Recorded data:
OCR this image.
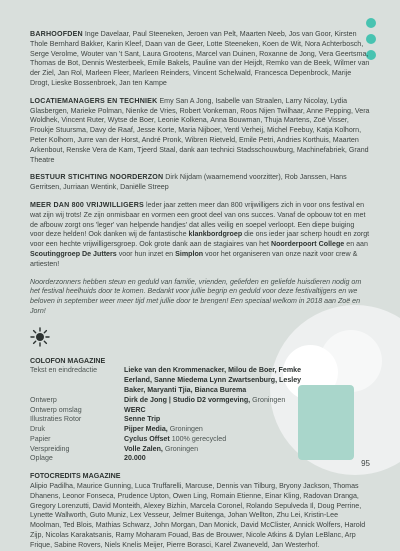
BARHOOFDEN Inge Davelaar, Paul Steeneken, Jeroen van Pelt, Maarten Neeb, Jos van Goor, Kirsten Thole Bernhard Bakker, Karin Kleef, Daan van de Geer, Lotte Steeneken, Koen de Wit, Nora Achterbosch, Serge Verolme, Wouter van 't Sant, Laura Grootens, Marcel van Duinen, Roxanne de Jong, Vera Geertsma, Thomas de Bot, Dennis Westerbeek, Emile Bakels, Pauline van der Heijdt, Remko van de Beek, Wilmer van der Ziel, Jan Rol, Marleen Fleer, Marleen Reinders, Vincent Schelwald, Francesca Depenbrock, Marije Drogt, Lieske Bossenbroek, Jan ten Kampe

LOCATIEMANAGERS EN TECHNIEK Emy San A Jong, Isabelle van Straalen, Larry Nicolay, Lydia Glasbergen, Marieke Polman, Nienke de Vries, Robert Vonkeman, Roos Nijen Twilhaar, Anne Pepping, Vera Woldhek, Vincent Ruter, Wytse de Boer, Leonie Kolkena, Anna Bouwman, Thuja Martens, Zoë Visser, Froukje Stuursma, Davy de Raaf, Jesse Korte, Maria Nijboer, Yentl Verheij, Michel Feebuy, Katja Kolhorn, Peter Kolhorn, Jurre van der Horst, André Pronk, Wibren Rietveld, Emile Petri, Andries Korthuis, Maarten Arkenbout, Renske Vera de Kam, Tjeerd Staal, dank aan technici Stadsschouwburg, Machinefabriek, Grand Theatre

BESTUUR STICHTING NOORDERZON Dirk Nijdam (waarnemend voorzitter), Rob Janssen, Hans Gerritsen, Jurriaan Wentink, Daniëlle Streep

MEER DAN 800 VRIJWILLIGERS leder jaar zetten meer dan 800 vrijwilligers zich in voor ons festival en wat zijn wij trots! Ze zijn onmisbaar en vormen een groot deel van ons succes. Vanaf de opbouw tot en met de afbouw zorgt ons 'leger' van helpende handjes' dat alles veilig en soepel verloopt. Een diepe buiging voor deze helden! Ook danken wij de fantastische klankbordgroep die ons ieder jaar scherp houdt en zorgt voor een hechte vrijwilligersgroep. Ook grote dank aan de stagiaires van het Noorderpoort College en aan Scoutinggroep De Jutters voor hun inzet en Simplon voor het organiseren van onze nazit voor crew & artiesten!

Noorderzonners hebben steun en geduld van familie, vrienden, geliefden en geliefde huisdieren nodig om het festival heelhuids door te komen. Bedankt voor jullie begrip en geduld voor deze festivaltijgers en we beloven in september weer meer tijd met jullie door te brengen! Een speciaal welkom in 2018 aan Zoë en Jorn!

COLOFON MAGAZINE
Tekst en eindredactie	Lieke van den Krommenacker, Milou de Boer, Femke Eerland, Sanne Miedema Lynn Zwartsenburg, Lesley Baker, Maryanti Tjia, Bianca Burema
Ontwerp	Dirk de Jong | Studio D2 vormgeving, Groningen
Ontwerp omslag	WERC
Illustraties Rotor	Senne Trip
Druk	Pijper Media, Groningen
Papier	Cyclus Offset 100% gerecycled
Verspreiding	Volle Zalen, Groningen
Oplage	20.000
FOTOCREDITS MAGAZINE
Alipio Padilha, Maurice Gunning, Luca Truffarelli, Marcuse, Dennis van Tilburg, Bryony Jackson, Thomas Dhanens, Leonor Fonseca, Prudence Upton, Owen Ling, Romain Etienne, Einar Kling, Radovan Dranga, Gregory Lorenzutti, David Monteith, Alexey Bizhin, Marcela Coronel, Rolando Sepulveda Il, Doug Perrine, Lynette Wallworth, Guto Muniz, Lex Vesseur, Jelmer Buitenga, Johan Wellton, Zhu Lei, Kristin-Lee Moolman, Ted Blois, Mathias Schwarz, John Morgan, Dan Monick, David McClister, Annick Wolfers, Harold Zijp, Nicolas Karakatsanis, Ramy Moharam Fouad, Bas de Brouwer, Nicole Atkins & Dylan LeBlanc, Arp Frique, Sabine Rovers, Niels Knelis Meijer, Pierre Borasci, Karel Zwaneveld, Jan Westerhof.
95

__Exercise__
Gather from the records above every line containing the string "Dirk".

__Solved exercise__
BESTUUR STICHTING NOORDERZON Dirk Nijdam (waarnemend voorzitter), Rob Janssen, Hans Gerritsen, Jurriaan Wentink, Daniëlle Streep
Ontwerp	Dirk de Jong | Studio D2 vormgeving, Groningen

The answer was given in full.